◆ Given exercise
Count the lines below that contain "heading". Give only the number.

[Data excerpts]

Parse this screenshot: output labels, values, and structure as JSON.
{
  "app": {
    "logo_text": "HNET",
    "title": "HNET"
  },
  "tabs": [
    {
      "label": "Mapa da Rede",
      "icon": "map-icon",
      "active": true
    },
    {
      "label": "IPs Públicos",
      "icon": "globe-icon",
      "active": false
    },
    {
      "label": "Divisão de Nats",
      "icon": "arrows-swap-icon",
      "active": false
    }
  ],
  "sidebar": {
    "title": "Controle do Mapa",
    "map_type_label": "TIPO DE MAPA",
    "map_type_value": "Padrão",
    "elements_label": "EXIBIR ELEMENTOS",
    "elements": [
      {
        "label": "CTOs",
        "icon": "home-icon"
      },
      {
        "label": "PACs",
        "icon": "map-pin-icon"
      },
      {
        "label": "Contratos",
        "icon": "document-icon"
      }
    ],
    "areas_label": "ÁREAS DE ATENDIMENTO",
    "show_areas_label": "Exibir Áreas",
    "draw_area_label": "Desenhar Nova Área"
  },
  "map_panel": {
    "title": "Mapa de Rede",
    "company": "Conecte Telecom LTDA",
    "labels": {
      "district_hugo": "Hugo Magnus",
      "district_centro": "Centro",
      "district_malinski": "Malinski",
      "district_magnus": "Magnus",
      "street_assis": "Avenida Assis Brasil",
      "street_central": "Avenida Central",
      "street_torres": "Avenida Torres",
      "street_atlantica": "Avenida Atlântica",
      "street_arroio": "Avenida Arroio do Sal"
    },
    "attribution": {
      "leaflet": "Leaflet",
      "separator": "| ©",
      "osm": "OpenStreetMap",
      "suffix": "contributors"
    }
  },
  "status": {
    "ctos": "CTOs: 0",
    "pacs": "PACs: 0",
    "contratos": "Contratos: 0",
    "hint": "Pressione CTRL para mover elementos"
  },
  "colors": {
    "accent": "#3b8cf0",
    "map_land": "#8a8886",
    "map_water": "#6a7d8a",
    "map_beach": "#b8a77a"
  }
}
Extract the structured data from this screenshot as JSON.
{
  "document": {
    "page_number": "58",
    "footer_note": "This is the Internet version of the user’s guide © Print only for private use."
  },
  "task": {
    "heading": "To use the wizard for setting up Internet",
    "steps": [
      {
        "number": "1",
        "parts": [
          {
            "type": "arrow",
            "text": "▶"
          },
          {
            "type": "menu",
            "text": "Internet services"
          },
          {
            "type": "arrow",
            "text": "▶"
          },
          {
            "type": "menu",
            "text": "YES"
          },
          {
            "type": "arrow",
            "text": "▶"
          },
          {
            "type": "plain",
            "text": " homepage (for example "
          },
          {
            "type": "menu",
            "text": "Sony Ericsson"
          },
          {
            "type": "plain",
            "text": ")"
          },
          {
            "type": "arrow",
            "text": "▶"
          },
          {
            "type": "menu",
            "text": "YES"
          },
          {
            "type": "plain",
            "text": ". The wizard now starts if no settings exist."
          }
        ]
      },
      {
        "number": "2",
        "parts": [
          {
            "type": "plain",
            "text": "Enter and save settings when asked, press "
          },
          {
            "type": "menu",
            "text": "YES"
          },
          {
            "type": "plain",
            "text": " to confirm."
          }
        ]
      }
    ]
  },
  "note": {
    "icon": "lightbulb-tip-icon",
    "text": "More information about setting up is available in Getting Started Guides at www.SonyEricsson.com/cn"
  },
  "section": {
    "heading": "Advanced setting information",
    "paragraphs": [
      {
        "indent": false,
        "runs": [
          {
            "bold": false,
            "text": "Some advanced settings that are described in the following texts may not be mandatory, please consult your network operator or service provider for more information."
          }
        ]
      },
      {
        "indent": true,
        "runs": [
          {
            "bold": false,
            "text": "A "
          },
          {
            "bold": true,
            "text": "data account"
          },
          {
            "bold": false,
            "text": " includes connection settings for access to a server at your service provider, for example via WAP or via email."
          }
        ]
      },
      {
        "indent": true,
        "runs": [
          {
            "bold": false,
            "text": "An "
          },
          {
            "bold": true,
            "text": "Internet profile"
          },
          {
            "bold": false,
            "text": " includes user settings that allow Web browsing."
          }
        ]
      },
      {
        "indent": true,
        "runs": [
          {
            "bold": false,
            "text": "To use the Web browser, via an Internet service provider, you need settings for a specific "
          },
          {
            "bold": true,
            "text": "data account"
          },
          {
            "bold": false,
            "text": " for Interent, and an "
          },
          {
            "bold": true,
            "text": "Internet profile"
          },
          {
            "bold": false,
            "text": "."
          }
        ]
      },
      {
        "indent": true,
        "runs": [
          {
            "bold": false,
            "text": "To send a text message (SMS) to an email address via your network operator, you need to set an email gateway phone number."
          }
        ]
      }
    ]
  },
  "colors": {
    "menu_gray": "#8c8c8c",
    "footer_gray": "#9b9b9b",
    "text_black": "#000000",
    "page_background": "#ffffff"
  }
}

◆ Solution
2